■ Record set ■
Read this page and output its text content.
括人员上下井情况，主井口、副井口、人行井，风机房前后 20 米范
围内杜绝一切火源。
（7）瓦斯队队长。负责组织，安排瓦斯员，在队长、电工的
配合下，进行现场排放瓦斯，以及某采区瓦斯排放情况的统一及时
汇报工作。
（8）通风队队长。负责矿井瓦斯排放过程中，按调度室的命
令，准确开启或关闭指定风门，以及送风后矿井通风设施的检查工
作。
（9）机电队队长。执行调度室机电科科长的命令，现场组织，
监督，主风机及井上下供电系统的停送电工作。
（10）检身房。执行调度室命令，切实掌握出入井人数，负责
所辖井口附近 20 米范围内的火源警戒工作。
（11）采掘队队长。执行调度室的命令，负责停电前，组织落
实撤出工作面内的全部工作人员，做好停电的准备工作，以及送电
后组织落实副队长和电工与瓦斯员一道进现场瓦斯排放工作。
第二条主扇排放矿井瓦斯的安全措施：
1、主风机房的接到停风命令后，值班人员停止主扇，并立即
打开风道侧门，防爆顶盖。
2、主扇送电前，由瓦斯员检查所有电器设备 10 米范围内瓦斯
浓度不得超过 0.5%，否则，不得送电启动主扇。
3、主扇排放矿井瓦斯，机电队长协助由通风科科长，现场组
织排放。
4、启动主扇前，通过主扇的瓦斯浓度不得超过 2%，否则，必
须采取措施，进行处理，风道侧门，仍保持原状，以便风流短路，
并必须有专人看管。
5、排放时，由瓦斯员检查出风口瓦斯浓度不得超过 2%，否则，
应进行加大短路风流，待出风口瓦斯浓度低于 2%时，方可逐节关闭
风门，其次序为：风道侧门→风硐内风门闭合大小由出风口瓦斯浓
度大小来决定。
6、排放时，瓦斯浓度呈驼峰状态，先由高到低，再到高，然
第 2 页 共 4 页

■ Exercise description ■
Go through the data and return every record exactly.

■ Exercise output ■
Read this page and output its text content.
括人员上下井情况，主井口、副井口、人行井，风机房前后 20 米范
围内杜绝一切火源。
（7）瓦斯队队长。负责组织，安排瓦斯员，在队长、电工的
配合下，进行现场排放瓦斯，以及某采区瓦斯排放情况的统一及时
汇报工作。
（8）通风队队长。负责矿井瓦斯排放过程中，按调度室的命
令，准确开启或关闭指定风门，以及送风后矿井通风设施的检查工
作。
（9）机电队队长。执行调度室机电科科长的命令，现场组织，
监督，主风机及井上下供电系统的停送电工作。
（10）检身房。执行调度室命令，切实掌握出入井人数，负责
所辖井口附近 20 米范围内的火源警戒工作。
（11）采掘队队长。执行调度室的命令，负责停电前，组织落
实撤出工作面内的全部工作人员，做好停电的准备工作，以及送电
后组织落实副队长和电工与瓦斯员一道进现场瓦斯排放工作。
第二条主扇排放矿井瓦斯的安全措施：
1、主风机房的接到停风命令后，值班人员停止主扇，并立即
打开风道侧门，防爆顶盖。
2、主扇送电前，由瓦斯员检查所有电器设备 10 米范围内瓦斯
浓度不得超过 0.5%，否则，不得送电启动主扇。
3、主扇排放矿井瓦斯，机电队长协助由通风科科长，现场组
织排放。
4、启动主扇前，通过主扇的瓦斯浓度不得超过 2%，否则，必
须采取措施，进行处理，风道侧门，仍保持原状，以便风流短路，
并必须有专人看管。
5、排放时，由瓦斯员检查出风口瓦斯浓度不得超过 2%，否则，
应进行加大短路风流，待出风口瓦斯浓度低于 2%时，方可逐节关闭
风门，其次序为：风道侧门→风硐内风门闭合大小由出风口瓦斯浓
度大小来决定。
6、排放时，瓦斯浓度呈驼峰状态，先由高到低，再到高，然
第 2 页 共 4 页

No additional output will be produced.